■ PROBLEM STATEMENT:
Count how many lines mention the word "liegt". Write that number alone.

[start]

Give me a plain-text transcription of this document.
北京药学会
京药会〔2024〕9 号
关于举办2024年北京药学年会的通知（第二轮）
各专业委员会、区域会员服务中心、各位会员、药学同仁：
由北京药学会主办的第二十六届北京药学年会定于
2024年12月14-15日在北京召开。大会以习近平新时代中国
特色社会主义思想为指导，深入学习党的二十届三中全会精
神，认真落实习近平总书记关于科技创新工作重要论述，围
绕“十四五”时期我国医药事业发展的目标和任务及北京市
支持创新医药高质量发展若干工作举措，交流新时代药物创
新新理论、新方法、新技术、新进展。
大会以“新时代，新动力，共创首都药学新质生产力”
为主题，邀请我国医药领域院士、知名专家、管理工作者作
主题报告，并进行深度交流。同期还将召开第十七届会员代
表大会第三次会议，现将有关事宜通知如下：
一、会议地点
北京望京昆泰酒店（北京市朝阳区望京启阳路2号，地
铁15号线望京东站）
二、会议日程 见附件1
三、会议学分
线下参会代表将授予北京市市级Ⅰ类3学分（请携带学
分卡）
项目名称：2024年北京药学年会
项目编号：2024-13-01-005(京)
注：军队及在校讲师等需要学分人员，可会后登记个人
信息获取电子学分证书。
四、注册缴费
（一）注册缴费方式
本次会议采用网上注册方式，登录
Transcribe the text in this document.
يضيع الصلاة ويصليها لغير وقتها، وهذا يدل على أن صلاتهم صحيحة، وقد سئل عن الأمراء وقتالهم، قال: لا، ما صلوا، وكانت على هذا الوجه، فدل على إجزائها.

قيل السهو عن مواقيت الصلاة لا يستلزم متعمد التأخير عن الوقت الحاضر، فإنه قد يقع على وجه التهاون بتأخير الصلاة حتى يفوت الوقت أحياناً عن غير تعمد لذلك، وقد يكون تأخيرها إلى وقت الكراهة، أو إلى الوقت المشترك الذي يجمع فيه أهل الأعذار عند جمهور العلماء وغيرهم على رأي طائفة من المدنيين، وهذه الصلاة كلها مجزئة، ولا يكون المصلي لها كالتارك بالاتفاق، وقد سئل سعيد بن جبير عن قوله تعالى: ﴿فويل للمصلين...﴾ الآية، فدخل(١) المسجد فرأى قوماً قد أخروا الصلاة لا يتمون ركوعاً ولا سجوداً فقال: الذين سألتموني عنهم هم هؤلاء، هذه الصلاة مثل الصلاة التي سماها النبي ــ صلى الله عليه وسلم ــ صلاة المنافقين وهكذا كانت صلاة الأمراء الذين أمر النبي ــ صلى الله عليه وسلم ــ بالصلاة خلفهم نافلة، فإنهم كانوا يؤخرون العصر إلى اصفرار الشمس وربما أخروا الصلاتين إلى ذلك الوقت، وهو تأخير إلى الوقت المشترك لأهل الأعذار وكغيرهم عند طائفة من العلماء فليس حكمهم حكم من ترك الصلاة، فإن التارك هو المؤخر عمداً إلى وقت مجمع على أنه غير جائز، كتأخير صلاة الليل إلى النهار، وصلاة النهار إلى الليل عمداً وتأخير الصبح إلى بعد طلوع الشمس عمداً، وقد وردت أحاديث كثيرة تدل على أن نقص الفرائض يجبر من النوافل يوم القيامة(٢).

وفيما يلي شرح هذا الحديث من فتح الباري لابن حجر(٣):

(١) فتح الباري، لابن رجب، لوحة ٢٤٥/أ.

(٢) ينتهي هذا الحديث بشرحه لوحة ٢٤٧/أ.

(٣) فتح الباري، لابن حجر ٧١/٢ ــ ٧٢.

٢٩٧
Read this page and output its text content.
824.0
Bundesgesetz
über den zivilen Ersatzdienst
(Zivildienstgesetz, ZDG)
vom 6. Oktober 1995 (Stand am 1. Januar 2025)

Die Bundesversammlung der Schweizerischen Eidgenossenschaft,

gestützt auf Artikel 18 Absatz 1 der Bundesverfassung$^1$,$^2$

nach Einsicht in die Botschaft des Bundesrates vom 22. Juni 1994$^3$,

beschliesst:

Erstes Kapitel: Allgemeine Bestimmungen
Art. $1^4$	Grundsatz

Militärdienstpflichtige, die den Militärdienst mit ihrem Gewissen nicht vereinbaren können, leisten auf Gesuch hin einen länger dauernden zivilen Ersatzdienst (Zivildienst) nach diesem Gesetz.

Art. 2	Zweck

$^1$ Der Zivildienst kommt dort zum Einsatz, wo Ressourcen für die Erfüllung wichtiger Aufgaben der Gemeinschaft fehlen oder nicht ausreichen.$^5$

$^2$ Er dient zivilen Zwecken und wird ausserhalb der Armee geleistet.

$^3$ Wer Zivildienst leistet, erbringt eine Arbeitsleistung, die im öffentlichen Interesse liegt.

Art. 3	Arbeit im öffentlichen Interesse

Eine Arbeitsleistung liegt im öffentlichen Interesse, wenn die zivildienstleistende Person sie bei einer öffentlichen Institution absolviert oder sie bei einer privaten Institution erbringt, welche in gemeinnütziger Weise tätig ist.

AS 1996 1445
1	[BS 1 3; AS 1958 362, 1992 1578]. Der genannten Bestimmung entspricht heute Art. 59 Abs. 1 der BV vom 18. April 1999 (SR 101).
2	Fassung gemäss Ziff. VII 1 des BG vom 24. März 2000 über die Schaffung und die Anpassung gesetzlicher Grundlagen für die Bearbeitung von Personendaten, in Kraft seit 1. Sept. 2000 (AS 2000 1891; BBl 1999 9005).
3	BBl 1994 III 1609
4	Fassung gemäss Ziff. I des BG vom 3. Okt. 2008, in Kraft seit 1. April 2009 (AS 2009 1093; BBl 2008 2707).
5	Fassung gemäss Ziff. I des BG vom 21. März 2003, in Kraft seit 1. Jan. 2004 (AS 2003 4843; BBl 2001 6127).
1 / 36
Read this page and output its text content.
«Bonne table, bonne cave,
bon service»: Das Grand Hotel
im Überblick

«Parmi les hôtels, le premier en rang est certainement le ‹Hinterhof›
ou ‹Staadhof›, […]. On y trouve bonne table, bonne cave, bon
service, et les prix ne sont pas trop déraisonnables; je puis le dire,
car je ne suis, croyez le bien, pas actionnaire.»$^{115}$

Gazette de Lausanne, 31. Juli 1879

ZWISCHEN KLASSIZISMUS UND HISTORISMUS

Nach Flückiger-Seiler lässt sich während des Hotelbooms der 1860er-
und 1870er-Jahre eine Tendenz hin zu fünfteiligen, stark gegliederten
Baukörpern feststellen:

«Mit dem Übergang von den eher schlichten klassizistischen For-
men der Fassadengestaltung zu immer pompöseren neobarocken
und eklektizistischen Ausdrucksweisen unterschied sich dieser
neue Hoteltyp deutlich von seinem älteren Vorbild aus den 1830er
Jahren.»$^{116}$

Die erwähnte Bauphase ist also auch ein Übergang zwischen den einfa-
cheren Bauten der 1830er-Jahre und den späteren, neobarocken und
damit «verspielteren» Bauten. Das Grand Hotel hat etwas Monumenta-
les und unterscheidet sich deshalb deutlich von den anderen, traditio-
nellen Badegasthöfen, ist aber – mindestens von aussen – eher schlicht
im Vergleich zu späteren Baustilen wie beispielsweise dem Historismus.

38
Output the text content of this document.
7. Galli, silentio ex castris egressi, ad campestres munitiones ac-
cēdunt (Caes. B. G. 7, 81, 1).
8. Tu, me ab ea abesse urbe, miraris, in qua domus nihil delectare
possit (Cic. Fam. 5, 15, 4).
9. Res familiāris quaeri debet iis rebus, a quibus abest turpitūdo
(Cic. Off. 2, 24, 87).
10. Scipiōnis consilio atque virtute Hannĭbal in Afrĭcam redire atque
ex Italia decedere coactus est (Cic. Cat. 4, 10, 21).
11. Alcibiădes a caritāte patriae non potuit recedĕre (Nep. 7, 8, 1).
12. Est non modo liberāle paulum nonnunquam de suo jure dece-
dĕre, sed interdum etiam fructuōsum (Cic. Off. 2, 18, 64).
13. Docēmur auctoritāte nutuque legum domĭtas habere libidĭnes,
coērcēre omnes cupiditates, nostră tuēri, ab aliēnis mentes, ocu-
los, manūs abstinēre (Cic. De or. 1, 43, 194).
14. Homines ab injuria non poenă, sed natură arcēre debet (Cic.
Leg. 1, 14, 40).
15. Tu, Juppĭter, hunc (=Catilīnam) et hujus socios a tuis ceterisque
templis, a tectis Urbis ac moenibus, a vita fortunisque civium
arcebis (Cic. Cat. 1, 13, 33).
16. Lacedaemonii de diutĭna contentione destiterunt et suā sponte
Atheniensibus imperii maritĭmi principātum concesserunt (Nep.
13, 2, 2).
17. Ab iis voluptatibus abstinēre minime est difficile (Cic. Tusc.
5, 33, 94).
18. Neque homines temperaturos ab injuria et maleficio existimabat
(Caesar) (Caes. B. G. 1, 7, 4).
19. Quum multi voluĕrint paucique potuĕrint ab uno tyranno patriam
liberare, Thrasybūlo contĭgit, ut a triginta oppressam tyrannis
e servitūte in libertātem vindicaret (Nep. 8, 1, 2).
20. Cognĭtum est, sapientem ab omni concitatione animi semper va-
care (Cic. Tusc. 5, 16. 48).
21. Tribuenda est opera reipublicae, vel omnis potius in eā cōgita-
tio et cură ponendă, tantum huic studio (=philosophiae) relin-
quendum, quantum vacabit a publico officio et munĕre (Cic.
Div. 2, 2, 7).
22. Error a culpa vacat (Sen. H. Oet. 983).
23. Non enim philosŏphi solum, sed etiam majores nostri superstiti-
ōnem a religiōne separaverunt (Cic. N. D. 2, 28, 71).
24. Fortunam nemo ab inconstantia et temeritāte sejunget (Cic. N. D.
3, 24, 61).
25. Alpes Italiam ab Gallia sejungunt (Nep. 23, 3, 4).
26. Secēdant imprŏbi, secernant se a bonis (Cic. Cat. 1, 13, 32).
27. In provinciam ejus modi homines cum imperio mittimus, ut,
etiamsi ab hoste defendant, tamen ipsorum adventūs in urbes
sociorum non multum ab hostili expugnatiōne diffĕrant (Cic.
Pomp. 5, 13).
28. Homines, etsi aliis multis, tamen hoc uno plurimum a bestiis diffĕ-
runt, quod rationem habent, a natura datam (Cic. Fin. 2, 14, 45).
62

[end]

■ WORKED SOLUTION:
2